→ **Exercise instructions**:
Determine how many lines of the data below contain "JSON", then give only that number.

→ **Records provided**:
▬▬▬

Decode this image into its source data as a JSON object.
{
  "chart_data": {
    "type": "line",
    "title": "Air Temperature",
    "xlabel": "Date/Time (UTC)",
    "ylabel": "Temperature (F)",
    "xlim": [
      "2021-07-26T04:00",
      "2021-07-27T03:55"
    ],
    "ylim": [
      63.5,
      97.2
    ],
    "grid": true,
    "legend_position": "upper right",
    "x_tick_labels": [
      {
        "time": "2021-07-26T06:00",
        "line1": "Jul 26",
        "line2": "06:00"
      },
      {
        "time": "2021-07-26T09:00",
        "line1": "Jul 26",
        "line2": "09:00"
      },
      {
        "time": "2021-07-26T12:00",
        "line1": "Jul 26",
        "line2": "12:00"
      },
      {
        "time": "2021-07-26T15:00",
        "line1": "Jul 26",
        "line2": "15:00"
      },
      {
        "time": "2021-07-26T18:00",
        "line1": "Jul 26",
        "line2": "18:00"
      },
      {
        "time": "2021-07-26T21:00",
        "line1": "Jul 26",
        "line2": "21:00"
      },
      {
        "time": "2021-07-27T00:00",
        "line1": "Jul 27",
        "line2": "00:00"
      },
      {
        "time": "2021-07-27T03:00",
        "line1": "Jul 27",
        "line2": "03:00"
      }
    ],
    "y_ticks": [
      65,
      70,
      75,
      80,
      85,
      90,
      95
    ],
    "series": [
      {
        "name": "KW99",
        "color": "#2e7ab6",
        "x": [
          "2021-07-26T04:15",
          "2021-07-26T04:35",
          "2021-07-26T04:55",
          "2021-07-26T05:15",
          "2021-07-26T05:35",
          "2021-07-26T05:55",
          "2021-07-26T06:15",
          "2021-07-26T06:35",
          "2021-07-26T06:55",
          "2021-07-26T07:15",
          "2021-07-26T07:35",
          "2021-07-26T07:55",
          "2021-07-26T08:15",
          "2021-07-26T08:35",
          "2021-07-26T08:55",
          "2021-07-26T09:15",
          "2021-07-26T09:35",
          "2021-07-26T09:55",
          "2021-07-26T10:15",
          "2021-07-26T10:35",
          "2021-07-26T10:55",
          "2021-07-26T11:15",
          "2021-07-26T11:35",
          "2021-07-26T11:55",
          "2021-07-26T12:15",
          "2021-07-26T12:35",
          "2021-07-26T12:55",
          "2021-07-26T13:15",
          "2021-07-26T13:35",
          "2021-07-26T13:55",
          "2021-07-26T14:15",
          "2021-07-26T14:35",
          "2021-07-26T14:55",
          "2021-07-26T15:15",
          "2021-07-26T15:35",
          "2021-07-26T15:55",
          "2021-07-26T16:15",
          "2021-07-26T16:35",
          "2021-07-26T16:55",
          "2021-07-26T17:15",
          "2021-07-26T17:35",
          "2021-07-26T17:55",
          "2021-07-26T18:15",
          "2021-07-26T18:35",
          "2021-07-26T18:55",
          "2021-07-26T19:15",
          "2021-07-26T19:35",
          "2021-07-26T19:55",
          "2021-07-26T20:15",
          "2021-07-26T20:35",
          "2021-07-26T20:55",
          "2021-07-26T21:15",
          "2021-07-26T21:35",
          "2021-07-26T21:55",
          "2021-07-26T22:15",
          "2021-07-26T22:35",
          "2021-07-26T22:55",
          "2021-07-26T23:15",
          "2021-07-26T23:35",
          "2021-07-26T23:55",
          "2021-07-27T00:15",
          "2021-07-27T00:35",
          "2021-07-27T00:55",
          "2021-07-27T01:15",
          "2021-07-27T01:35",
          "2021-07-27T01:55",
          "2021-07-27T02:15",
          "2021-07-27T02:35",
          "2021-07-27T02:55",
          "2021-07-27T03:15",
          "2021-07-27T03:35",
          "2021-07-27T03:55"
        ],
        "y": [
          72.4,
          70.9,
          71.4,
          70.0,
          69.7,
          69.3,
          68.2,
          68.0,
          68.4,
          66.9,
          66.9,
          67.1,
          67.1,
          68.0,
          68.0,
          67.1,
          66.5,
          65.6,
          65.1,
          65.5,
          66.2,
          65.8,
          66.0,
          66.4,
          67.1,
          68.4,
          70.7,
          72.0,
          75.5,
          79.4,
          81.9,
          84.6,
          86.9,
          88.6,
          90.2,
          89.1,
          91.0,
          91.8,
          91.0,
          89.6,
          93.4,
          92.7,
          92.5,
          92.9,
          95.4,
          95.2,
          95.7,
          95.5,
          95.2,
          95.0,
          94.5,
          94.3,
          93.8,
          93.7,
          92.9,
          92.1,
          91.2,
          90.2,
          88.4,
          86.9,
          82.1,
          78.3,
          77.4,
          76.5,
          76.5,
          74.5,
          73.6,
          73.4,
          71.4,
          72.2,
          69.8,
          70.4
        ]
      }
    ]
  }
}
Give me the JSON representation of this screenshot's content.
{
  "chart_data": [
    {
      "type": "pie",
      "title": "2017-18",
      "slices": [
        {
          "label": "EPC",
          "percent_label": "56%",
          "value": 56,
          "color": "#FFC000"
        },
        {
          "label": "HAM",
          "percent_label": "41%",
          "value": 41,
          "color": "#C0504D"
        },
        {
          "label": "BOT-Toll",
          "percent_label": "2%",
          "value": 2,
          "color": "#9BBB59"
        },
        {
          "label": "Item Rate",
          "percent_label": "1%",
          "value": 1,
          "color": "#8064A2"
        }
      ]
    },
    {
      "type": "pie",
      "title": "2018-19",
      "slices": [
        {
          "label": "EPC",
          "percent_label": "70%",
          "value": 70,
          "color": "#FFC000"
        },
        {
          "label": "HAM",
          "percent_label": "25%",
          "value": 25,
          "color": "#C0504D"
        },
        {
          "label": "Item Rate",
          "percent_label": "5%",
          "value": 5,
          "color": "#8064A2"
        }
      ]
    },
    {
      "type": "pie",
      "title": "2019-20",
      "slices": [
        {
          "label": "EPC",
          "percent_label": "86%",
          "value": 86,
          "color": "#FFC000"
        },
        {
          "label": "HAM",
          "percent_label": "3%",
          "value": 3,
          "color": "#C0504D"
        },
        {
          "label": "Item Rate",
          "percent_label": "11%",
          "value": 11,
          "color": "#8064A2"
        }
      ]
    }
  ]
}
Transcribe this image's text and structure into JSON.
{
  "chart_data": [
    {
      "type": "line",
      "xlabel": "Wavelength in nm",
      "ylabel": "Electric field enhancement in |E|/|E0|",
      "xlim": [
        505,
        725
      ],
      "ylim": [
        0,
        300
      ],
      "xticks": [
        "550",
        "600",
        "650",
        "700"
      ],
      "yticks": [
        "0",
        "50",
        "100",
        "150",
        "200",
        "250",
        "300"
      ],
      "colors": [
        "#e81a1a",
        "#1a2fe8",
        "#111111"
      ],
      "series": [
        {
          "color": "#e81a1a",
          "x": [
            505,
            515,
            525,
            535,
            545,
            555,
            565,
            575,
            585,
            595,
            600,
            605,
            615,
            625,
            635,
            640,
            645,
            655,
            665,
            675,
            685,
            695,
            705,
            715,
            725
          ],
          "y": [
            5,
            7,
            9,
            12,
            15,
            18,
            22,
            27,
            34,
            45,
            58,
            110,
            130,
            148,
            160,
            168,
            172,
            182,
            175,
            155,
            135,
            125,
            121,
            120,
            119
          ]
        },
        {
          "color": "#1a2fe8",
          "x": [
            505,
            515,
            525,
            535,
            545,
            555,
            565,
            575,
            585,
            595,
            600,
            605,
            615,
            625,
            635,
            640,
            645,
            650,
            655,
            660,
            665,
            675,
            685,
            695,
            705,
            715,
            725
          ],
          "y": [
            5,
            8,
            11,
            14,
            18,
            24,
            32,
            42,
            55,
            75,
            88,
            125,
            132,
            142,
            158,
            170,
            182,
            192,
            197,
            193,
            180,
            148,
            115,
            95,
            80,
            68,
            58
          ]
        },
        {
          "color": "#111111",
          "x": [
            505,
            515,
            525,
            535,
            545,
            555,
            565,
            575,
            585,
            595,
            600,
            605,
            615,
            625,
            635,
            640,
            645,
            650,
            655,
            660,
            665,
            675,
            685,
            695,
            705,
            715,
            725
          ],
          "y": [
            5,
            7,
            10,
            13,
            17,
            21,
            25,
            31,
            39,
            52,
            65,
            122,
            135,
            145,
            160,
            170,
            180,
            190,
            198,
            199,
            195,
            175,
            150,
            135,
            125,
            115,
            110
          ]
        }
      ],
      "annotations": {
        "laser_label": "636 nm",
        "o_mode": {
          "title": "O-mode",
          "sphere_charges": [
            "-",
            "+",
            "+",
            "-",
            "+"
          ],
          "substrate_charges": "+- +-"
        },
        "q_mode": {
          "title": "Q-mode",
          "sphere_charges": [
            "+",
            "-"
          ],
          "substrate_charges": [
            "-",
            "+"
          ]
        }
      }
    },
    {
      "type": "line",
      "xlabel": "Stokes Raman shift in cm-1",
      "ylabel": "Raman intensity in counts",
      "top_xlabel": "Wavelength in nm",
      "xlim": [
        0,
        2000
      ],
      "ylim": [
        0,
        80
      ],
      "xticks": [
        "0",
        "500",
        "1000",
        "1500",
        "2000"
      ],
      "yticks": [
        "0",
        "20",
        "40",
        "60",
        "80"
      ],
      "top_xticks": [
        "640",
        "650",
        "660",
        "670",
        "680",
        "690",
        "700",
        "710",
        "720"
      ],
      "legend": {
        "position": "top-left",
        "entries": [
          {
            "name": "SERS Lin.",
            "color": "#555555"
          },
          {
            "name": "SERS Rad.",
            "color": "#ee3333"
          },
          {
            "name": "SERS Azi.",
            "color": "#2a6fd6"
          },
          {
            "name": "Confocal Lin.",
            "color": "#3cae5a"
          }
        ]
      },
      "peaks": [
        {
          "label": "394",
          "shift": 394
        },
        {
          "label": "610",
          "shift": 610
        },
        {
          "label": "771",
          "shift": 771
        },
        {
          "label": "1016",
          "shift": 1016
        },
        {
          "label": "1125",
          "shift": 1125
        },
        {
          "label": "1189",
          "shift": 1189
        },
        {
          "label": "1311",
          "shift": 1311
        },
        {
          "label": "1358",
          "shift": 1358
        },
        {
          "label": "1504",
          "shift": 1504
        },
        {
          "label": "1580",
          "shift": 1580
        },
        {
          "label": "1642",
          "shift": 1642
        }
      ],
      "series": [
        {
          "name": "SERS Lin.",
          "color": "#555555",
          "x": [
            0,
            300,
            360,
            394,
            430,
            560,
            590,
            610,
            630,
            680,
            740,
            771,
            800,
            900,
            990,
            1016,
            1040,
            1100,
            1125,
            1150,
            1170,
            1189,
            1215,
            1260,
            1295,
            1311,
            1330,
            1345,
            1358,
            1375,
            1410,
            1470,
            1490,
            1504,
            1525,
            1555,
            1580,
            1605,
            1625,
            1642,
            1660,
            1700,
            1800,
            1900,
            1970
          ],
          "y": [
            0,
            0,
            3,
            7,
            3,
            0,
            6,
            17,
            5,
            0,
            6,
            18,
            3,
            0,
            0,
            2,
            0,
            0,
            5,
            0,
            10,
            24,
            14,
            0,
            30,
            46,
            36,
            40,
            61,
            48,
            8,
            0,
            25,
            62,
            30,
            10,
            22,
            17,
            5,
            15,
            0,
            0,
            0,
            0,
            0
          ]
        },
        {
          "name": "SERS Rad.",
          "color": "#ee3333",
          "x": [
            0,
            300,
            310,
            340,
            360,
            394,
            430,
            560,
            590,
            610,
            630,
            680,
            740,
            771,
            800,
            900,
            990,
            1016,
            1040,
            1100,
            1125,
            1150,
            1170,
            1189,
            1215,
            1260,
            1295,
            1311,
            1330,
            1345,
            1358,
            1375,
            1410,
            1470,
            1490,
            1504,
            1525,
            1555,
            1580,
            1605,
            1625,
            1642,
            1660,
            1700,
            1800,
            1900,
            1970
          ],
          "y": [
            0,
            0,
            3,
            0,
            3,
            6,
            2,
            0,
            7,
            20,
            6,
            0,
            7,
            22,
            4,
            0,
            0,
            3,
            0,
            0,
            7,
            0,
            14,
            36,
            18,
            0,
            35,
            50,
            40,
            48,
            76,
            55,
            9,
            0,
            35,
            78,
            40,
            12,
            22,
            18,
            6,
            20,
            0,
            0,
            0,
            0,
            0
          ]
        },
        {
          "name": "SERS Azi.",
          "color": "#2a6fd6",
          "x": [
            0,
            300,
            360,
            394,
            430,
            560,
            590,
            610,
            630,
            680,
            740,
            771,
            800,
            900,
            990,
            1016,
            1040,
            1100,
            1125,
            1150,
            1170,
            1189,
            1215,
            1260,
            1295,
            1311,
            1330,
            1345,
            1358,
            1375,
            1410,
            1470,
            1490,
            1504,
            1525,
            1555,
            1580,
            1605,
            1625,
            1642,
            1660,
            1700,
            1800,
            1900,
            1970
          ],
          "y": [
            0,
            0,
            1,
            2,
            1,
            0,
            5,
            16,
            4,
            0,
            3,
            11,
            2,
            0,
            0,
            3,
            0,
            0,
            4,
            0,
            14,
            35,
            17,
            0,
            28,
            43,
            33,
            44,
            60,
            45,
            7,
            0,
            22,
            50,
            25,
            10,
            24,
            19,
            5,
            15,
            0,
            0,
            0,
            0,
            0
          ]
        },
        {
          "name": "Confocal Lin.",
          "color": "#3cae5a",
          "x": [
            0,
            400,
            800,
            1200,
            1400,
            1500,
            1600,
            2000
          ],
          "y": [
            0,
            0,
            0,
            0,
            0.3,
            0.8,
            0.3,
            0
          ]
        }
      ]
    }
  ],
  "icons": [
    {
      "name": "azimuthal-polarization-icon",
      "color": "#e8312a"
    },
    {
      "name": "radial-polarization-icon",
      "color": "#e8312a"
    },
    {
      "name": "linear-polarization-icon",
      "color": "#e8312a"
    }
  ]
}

▬▬▬

→ **Response below**:
3